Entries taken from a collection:
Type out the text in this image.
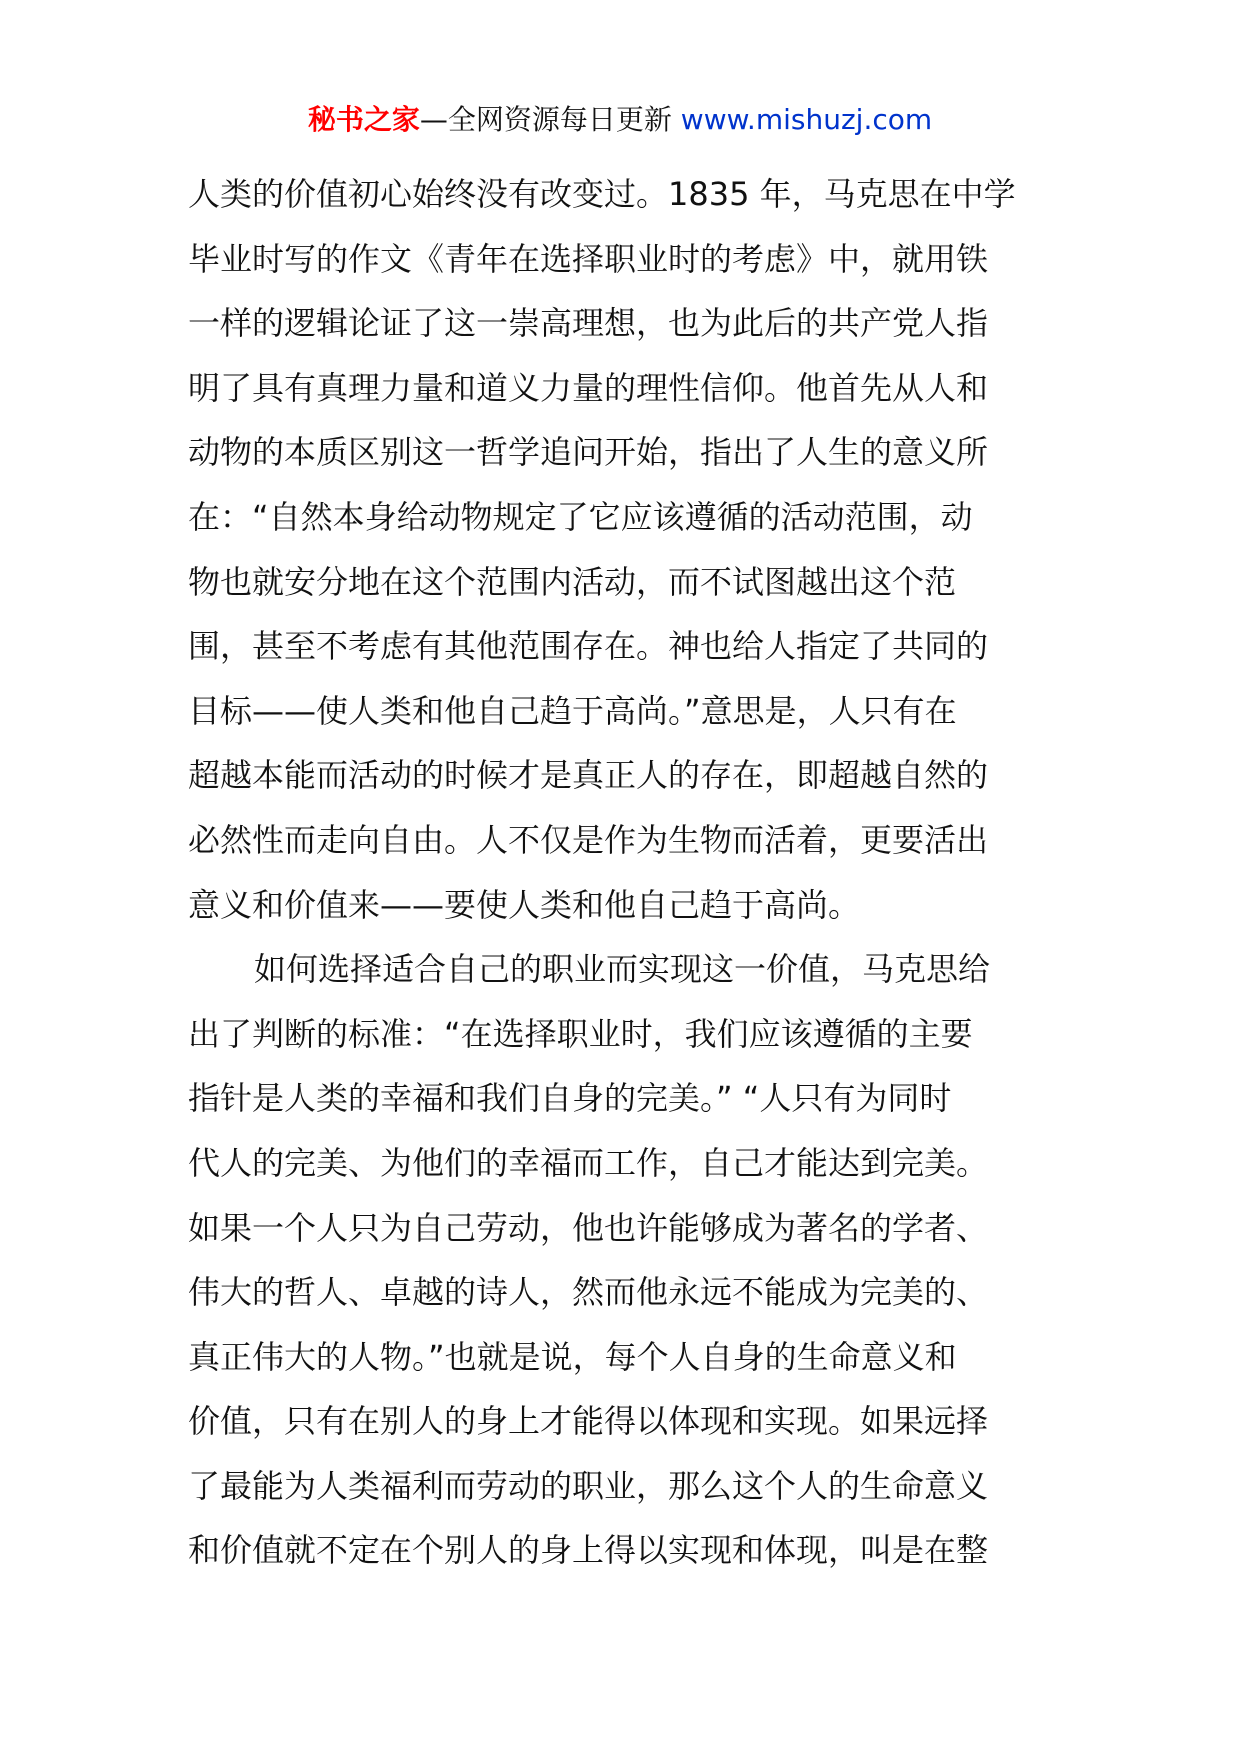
秘书之家—全网资源每日更新 www.mishuzj.com
人类的价值初心始终没有改变过。1835 年，马克思在中学
毕业时写的作文《青年在选择职业时的考虑》中，就用铁
一样的逻辑论证了这一崇高理想，也为此后的共产党人指
明了具有真理力量和道义力量的理性信仰。他首先从人和
动物的本质区别这一哲学追问开始，指出了人生的意义所
在：“自然本身给动物规定了它应该遵循的活动范围，动
物也就安分地在这个范围内活动，而不试图越出这个范
围，甚至不考虑有其他范围存在。神也给人指定了共同的
目标——使人类和他自己趋于高尚。”意思是，人只有在
超越本能而活动的时候才是真正人的存在，即超越自然的
必然性而走向自由。人不仅是作为生物而活着，更要活出
意义和价值来——要使人类和他自己趋于高尚。
如何选择适合自己的职业而实现这一价值，马克思给
出了判断的标准：“在选择职业时，我们应该遵循的主要
指针是人类的幸福和我们自身的完美。” “人只有为同时
代人的完美、为他们的幸福而工作，自己才能达到完美。
如果一个人只为自己劳动，他也许能够成为著名的学者、
伟大的哲人、卓越的诗人，然而他永远不能成为完美的、
真正伟大的人物。”也就是说，每个人自身的生命意义和
价值，只有在别人的身上才能得以体现和实现。如果远择
了最能为人类福利而劳动的职业，那么这个人的生命意义
和价值就不定在个别人的身上得以实现和体现，叫是在整
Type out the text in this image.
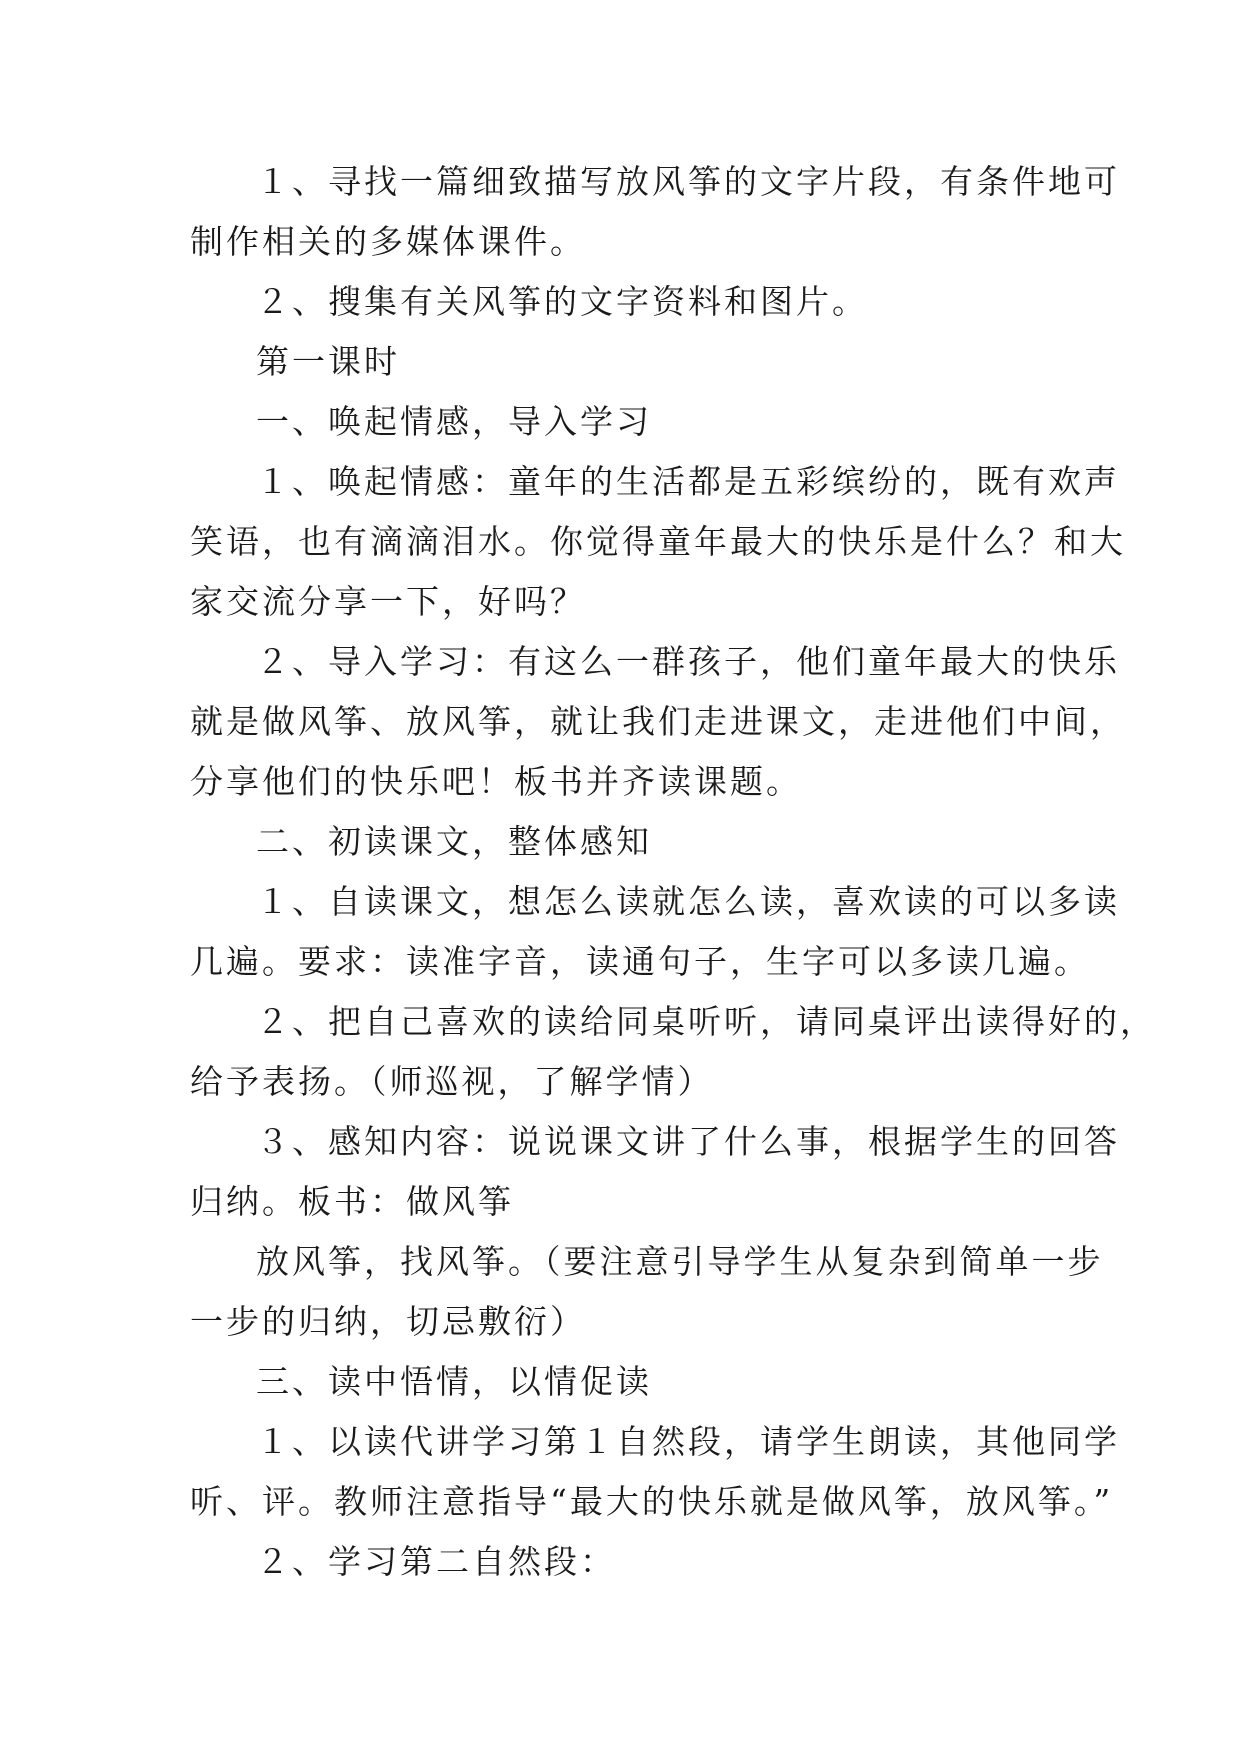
１、寻找一篇细致描写放风筝的文字片段，有条件地可
制作相关的多媒体课件。
２、搜集有关风筝的文字资料和图片。
第一课时
一、唤起情感，导入学习
１、唤起情感：童年的生活都是五彩缤纷的，既有欢声
笑语，也有滴滴泪水。你觉得童年最大的快乐是什么？和大
家交流分享一下，好吗？
２、导入学习：有这么一群孩子，他们童年最大的快乐
就是做风筝、放风筝，就让我们走进课文，走进他们中间，
分享他们的快乐吧！板书并齐读课题。
二、初读课文，整体感知
１、自读课文，想怎么读就怎么读，喜欢读的可以多读
几遍。要求：读准字音，读通句子，生字可以多读几遍。
２、把自己喜欢的读给同桌听听，请同桌评出读得好的，
给予表扬。（师巡视，了解学情）
３、感知内容：说说课文讲了什么事，根据学生的回答
归纳。板书：做风筝
放风筝，找风筝。（要注意引导学生从复杂到简单一步
一步的归纳，切忌敷衍）
三、读中悟情，以情促读
１、以读代讲学习第１自然段，请学生朗读，其他同学
听、评。教师注意指导“最大的快乐就是做风筝，放风筝。”
２、学习第二自然段：
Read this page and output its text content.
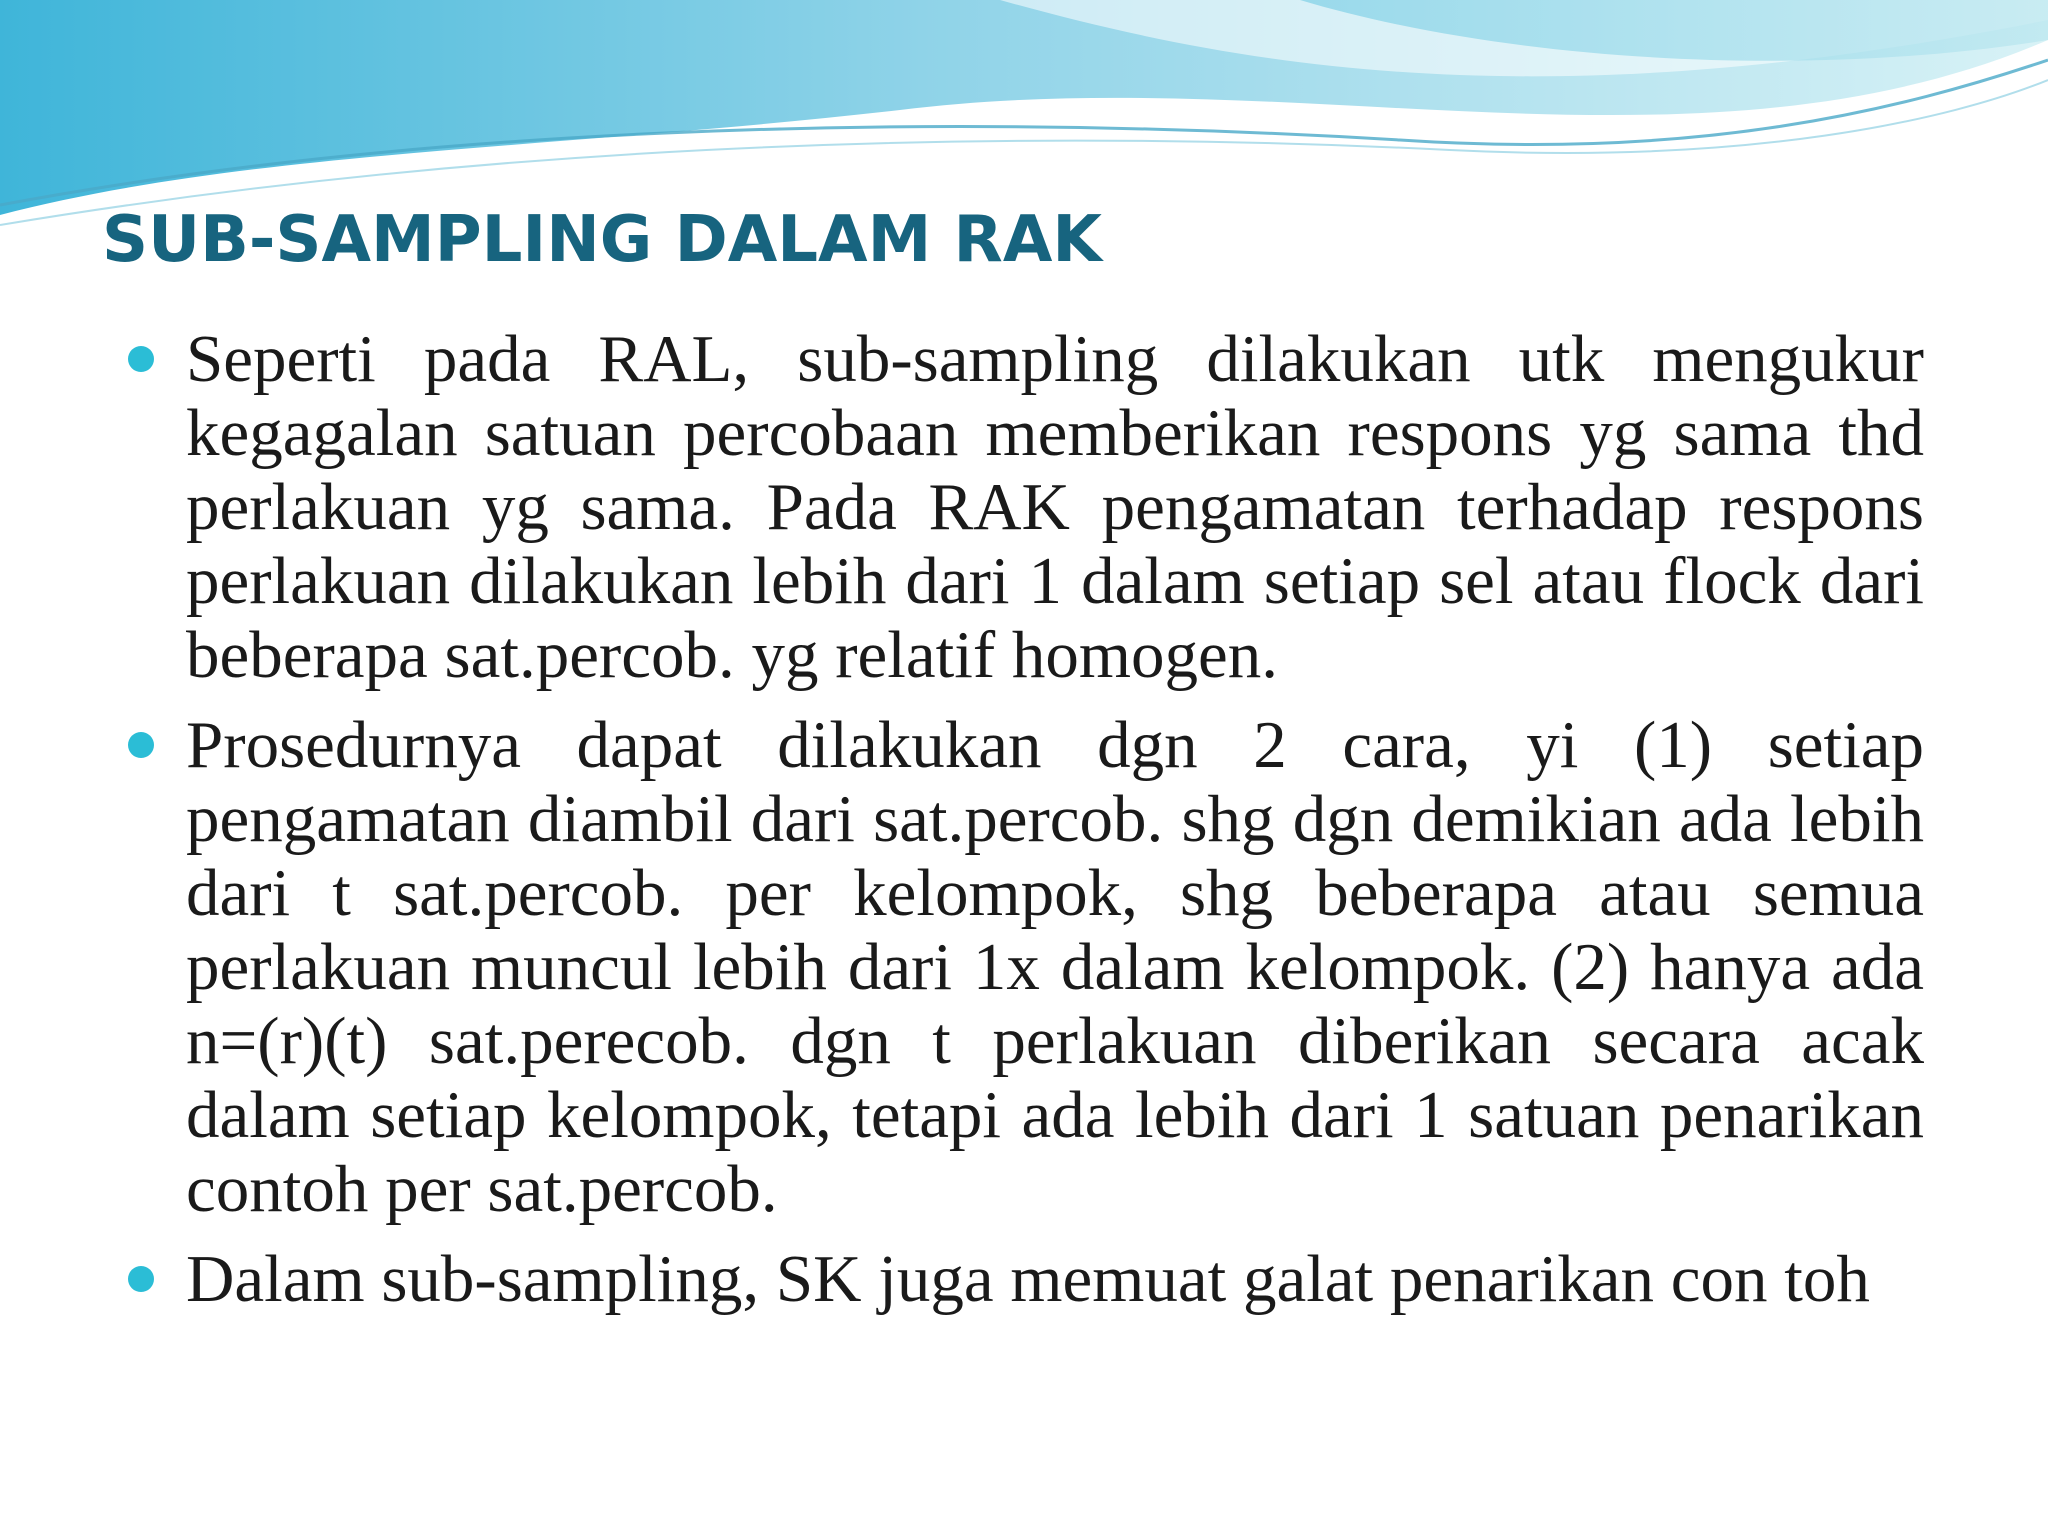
SUB-SAMPLING DALAM RAK
Seperti pada RAL, sub-sampling dilakukan utk mengukur kegagalan satuan percobaan memberikan respons yg sama thd perlakuan yg sama. Pada RAK pengamatan terhadap respons perlakuan dilakukan lebih dari 1 dalam setiap sel atau flock dari beberapa sat.percob. yg relatif homogen.
Prosedurnya dapat dilakukan dgn 2 cara, yi (1) setiap pengamatan diambil dari sat.percob. shg dgn demikian ada lebih dari t sat.percob. per kelompok, shg beberapa atau semua perlakuan muncul lebih dari 1x dalam kelompok. (2) hanya ada n=(r)(t) sat.perecob. dgn t perlakuan diberikan secara acak dalam setiap kelompok, tetapi ada lebih dari 1 satuan penarikan contoh per sat.percob.
Dalam sub-sampling, SK juga memuat galat penarikan con toh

TASK REQUIREMENTS: List all lines where "唤起情感" occurs.

CORRECT OUTPUT:
一、唤起情感，导入学习
１、唤起情感：童年的生活都是五彩缤纷的，既有欢声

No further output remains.